Dataset items
####################
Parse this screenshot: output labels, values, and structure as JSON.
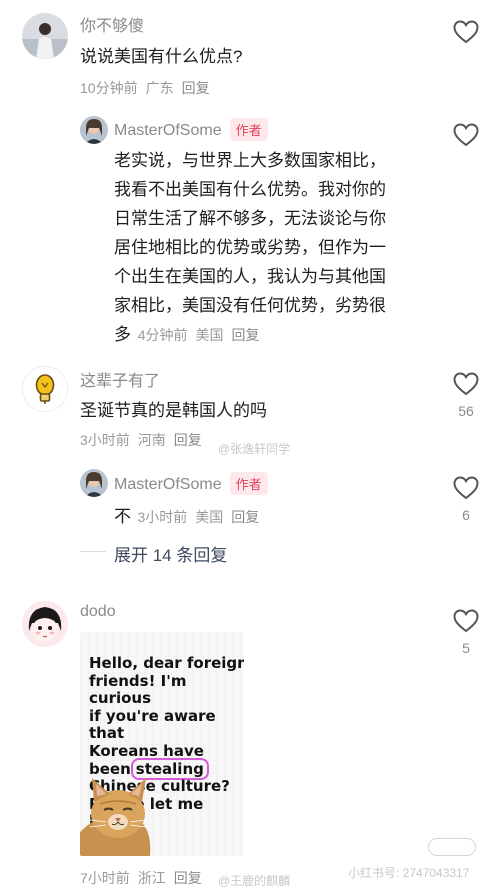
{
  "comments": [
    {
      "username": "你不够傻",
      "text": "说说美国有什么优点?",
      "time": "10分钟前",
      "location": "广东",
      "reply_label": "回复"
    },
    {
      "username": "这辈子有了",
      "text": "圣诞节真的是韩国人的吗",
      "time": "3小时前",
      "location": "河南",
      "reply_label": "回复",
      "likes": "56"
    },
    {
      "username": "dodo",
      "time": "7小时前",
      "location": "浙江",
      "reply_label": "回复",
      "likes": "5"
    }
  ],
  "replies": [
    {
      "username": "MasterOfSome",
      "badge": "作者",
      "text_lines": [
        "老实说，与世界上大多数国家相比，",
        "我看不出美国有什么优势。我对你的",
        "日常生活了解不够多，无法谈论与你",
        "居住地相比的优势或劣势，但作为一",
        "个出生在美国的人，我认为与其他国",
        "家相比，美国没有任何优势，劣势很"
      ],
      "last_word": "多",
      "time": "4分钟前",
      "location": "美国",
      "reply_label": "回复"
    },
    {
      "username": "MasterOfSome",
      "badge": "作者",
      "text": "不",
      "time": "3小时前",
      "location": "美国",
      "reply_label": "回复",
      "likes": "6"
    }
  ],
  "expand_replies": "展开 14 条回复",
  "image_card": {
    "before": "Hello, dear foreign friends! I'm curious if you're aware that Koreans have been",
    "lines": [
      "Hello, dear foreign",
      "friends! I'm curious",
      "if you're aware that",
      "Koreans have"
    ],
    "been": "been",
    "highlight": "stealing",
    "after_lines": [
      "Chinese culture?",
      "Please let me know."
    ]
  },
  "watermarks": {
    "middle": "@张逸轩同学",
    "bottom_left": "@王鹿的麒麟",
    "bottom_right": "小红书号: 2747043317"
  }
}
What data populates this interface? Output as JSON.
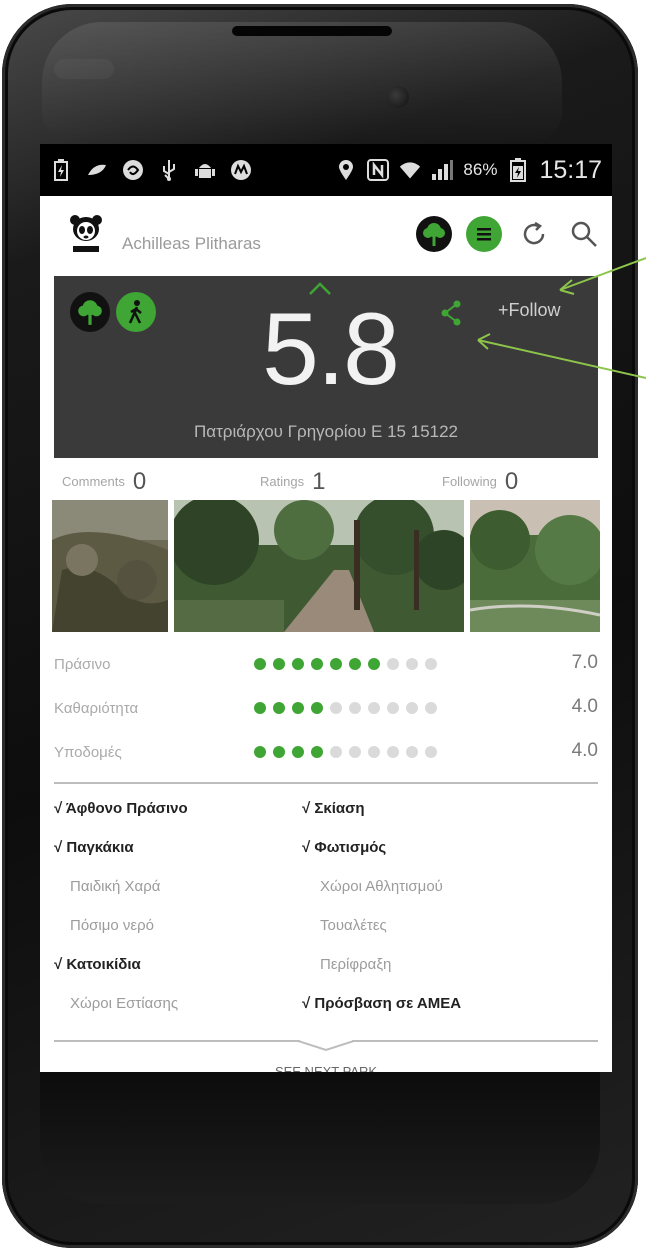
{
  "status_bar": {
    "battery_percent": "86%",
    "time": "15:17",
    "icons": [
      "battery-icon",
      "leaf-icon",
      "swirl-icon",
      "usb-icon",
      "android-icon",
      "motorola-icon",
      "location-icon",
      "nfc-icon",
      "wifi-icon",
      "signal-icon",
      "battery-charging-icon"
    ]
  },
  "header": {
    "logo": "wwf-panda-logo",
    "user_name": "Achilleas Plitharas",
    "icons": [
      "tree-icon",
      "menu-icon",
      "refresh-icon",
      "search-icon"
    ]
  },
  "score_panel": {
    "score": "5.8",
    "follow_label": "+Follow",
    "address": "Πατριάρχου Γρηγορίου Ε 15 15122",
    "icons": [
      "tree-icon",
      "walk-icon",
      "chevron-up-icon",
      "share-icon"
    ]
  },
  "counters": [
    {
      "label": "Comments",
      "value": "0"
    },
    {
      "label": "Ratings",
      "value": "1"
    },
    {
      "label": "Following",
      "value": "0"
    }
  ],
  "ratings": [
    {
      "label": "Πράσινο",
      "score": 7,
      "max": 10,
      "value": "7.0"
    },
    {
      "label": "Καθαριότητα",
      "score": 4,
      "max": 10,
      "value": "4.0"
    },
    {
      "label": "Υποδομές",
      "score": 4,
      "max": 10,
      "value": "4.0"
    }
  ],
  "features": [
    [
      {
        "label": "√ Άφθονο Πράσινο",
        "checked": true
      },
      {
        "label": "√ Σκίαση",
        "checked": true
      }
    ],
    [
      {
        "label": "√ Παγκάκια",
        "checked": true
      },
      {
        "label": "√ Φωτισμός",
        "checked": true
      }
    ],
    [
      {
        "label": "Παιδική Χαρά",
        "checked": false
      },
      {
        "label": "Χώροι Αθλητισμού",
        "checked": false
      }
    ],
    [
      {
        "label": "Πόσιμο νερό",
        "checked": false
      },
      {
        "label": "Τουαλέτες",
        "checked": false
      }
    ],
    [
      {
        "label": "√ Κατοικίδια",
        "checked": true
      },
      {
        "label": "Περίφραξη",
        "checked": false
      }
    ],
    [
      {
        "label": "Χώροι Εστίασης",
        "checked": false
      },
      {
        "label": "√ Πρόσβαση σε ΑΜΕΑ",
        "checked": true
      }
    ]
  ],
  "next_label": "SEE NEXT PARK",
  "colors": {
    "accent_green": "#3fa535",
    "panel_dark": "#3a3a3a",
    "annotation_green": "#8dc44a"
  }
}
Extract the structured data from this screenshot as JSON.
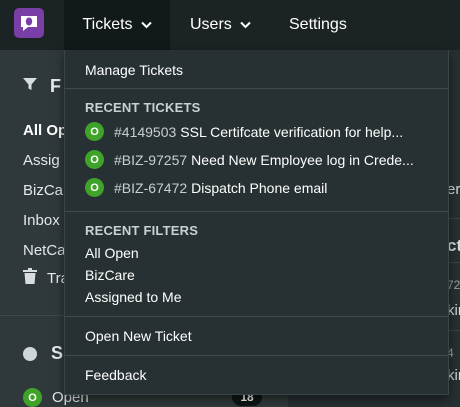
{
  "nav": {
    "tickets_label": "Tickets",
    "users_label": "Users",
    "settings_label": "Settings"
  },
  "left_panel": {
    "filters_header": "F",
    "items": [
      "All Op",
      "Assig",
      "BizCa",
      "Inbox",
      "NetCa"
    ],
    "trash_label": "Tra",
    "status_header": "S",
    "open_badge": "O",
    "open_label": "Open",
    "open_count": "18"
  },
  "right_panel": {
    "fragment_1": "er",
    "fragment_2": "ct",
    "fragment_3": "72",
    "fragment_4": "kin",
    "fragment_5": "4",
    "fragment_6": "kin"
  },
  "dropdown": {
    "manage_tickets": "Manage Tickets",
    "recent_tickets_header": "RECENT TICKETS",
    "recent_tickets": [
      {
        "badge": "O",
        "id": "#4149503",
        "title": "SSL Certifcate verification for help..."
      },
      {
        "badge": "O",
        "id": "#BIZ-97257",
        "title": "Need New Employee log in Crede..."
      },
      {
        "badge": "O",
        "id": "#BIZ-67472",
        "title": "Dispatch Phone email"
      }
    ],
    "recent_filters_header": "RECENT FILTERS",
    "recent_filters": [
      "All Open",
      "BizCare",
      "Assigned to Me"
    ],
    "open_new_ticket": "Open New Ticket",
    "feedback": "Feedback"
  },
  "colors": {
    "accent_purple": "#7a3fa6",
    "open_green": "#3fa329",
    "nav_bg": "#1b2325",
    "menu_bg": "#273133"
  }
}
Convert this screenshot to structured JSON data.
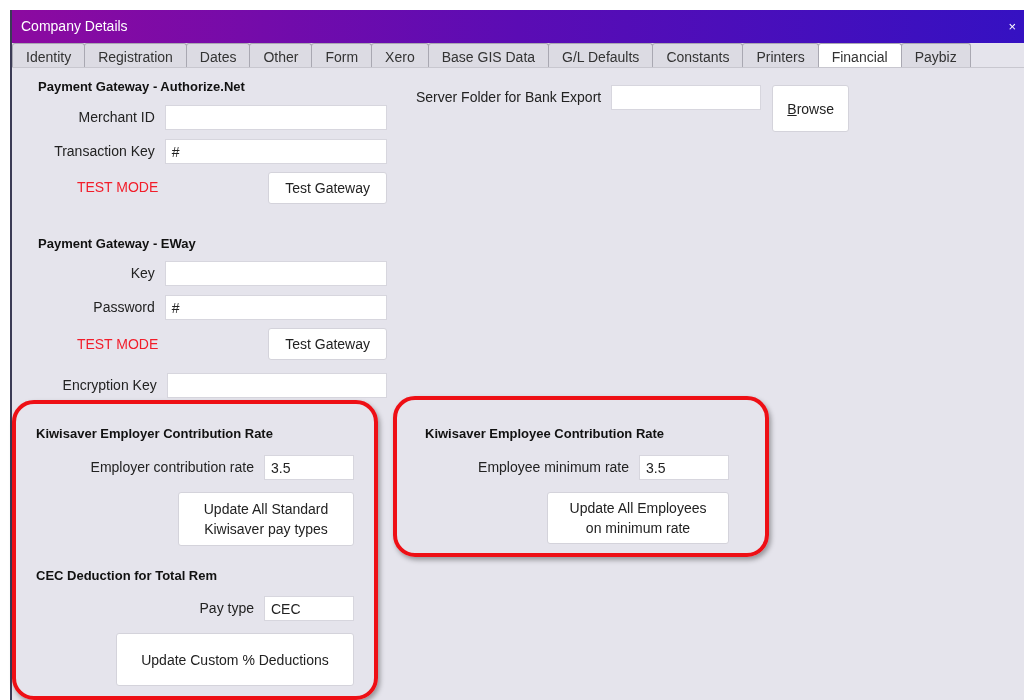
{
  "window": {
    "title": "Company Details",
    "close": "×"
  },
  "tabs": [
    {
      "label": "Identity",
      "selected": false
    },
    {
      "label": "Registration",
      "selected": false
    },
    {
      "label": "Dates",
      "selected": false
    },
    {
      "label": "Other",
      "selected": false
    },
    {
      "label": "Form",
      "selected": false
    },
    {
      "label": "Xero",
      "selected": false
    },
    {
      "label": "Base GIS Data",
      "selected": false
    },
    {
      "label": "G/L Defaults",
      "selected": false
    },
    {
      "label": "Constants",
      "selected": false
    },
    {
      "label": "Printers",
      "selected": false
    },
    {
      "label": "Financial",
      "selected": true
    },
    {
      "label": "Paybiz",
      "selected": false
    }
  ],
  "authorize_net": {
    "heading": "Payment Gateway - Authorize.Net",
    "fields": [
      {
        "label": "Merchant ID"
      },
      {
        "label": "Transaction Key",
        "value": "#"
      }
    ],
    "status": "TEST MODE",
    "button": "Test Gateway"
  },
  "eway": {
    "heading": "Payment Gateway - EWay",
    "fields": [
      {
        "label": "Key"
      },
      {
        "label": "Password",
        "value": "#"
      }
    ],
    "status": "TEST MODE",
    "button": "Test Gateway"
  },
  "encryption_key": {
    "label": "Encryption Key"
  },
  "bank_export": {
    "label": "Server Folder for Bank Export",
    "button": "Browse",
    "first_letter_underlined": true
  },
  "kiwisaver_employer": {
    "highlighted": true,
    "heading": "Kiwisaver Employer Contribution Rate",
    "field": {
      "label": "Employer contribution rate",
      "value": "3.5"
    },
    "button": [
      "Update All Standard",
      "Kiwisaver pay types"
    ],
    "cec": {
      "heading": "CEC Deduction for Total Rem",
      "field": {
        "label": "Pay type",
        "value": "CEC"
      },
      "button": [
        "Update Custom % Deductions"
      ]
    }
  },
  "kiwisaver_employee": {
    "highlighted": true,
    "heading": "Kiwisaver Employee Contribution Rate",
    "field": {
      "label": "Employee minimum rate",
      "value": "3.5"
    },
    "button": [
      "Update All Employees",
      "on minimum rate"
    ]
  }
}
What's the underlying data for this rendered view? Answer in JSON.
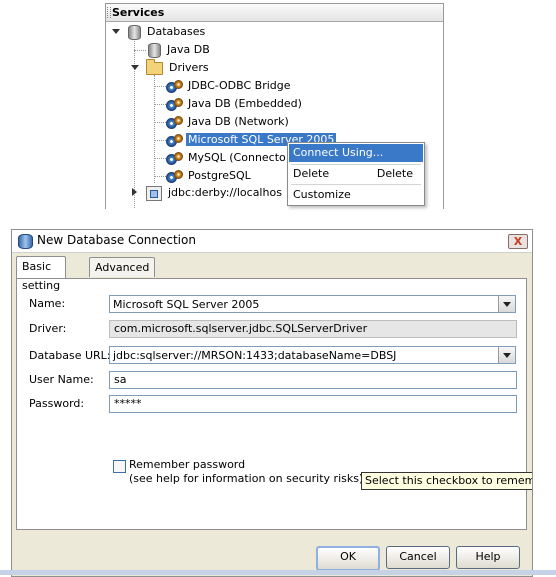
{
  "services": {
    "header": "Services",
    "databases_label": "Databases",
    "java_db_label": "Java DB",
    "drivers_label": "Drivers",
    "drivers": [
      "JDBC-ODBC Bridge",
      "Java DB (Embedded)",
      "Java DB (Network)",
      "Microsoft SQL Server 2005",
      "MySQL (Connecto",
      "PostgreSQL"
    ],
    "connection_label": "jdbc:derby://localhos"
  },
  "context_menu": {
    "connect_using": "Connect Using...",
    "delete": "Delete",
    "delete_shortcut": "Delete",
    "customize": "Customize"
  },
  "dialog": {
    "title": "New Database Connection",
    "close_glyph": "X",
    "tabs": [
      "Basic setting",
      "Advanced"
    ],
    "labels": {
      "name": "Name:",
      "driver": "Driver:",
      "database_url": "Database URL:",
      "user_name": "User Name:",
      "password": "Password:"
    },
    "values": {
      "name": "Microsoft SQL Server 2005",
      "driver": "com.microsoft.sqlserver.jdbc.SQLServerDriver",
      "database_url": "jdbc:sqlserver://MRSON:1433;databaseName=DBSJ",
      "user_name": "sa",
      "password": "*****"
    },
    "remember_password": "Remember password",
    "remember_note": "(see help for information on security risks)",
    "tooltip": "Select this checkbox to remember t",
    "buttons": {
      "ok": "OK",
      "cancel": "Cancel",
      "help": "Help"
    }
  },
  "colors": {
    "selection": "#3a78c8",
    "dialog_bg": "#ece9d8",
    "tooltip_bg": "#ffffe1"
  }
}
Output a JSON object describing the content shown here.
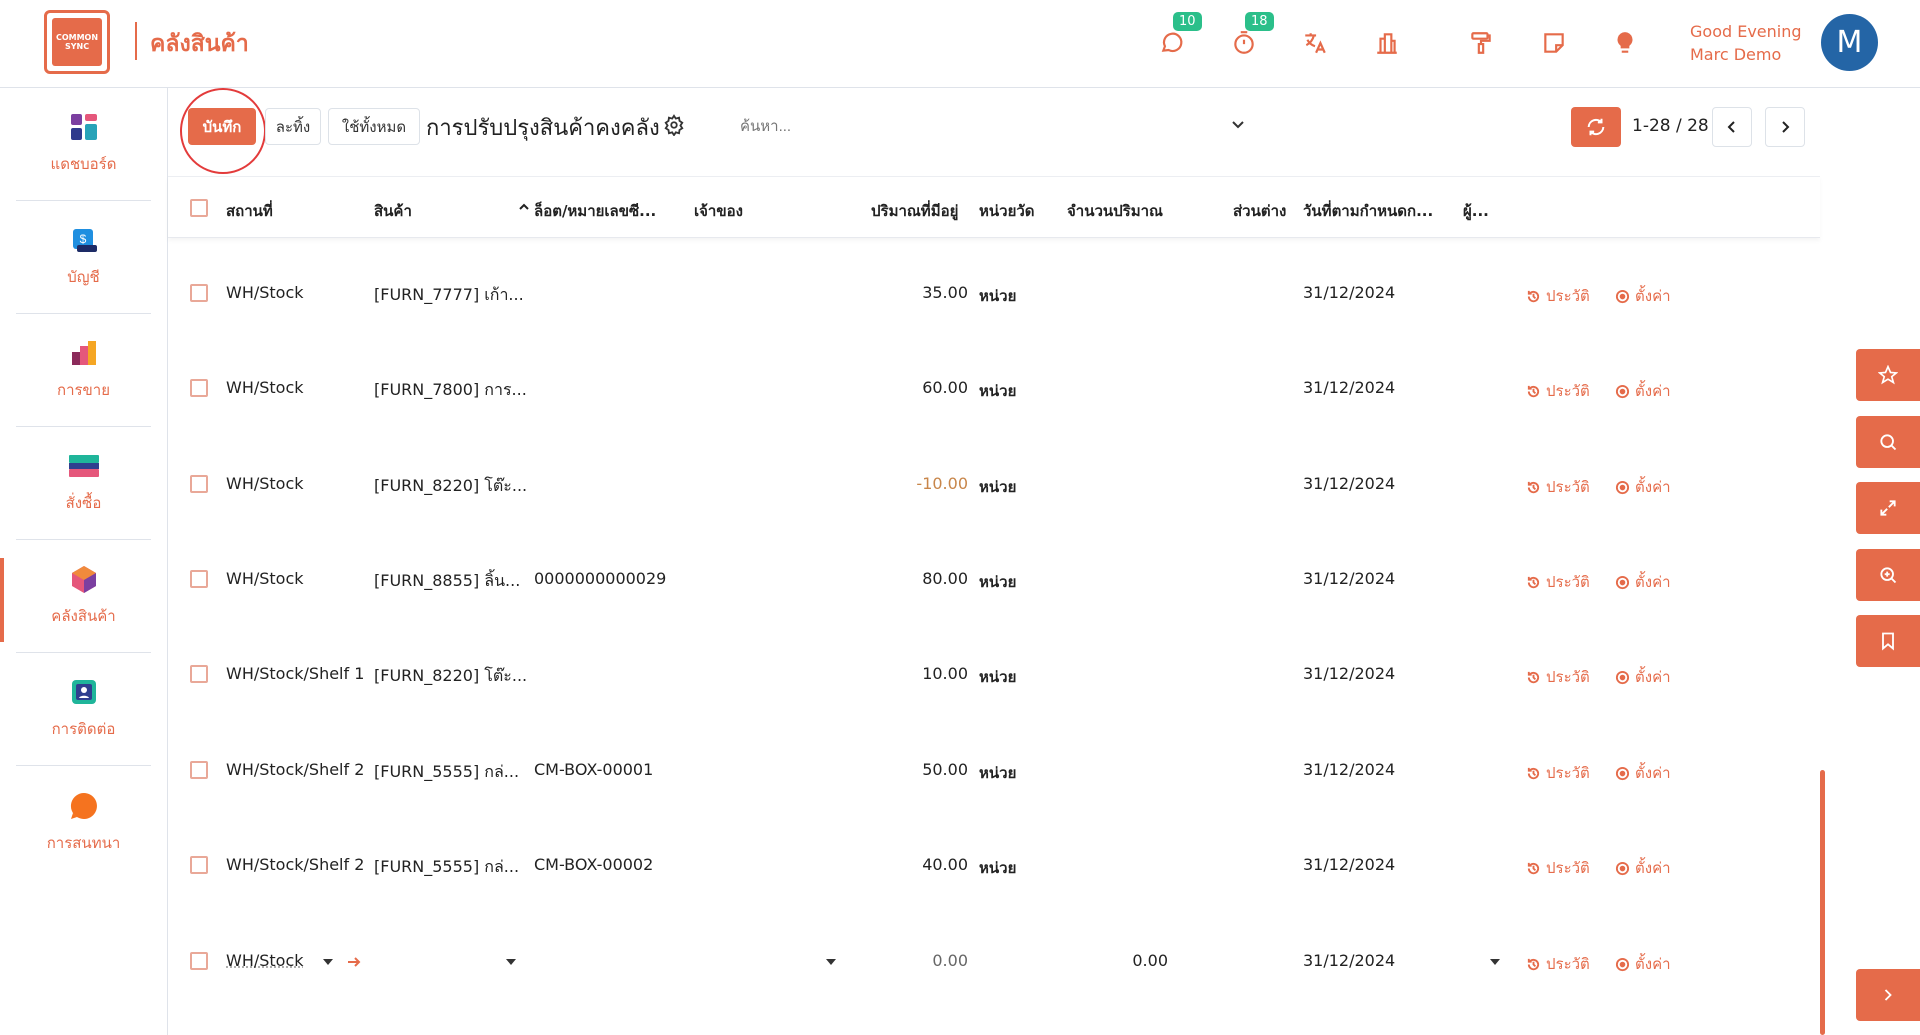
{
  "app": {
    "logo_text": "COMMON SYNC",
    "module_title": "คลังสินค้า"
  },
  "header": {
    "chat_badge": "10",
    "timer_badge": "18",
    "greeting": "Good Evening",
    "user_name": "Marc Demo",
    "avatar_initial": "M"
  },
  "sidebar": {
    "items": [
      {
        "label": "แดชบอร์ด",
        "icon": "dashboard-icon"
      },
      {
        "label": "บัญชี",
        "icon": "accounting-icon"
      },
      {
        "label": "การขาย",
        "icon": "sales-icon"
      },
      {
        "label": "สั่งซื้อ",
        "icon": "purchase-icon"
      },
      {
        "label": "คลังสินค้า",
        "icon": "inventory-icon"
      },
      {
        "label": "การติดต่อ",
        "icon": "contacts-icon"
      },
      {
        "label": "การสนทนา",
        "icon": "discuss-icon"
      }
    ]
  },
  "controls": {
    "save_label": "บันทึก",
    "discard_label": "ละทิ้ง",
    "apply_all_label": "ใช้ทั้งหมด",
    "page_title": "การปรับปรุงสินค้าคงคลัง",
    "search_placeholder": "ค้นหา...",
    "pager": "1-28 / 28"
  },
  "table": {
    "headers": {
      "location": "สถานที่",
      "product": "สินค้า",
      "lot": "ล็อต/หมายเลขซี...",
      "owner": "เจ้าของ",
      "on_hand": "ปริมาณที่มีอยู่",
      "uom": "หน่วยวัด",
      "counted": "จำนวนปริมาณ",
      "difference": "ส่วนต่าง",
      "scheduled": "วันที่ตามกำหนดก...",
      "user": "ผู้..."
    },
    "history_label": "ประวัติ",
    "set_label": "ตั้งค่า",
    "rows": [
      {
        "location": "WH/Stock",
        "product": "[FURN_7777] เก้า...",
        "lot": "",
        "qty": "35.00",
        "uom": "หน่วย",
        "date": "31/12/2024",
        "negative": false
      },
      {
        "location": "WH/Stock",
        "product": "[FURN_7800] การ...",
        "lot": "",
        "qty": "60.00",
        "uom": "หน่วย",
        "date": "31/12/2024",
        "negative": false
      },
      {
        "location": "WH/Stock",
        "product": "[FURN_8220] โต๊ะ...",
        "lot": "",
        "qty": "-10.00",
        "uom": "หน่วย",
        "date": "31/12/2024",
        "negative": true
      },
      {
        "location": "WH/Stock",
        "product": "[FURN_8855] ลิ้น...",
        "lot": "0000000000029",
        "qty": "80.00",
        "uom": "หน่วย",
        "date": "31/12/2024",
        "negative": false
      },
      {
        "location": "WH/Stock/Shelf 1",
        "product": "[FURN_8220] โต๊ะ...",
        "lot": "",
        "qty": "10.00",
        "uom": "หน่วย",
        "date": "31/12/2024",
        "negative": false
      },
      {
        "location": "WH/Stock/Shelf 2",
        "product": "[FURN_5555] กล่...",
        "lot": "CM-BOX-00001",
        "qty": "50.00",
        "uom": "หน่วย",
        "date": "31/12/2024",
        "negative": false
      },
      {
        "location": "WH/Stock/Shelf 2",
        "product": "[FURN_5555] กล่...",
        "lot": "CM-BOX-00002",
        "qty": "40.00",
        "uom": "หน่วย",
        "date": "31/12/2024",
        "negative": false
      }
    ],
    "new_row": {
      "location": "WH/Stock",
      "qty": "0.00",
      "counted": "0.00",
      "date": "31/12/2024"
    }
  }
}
####################
AIM OF THE TASK — Go through the records above and copy every line with the word "have".

RESULT BELOW —
    "before": "Hello, dear foreign friends! I'm curious if you're aware that Koreans have been",
      "Koreans have"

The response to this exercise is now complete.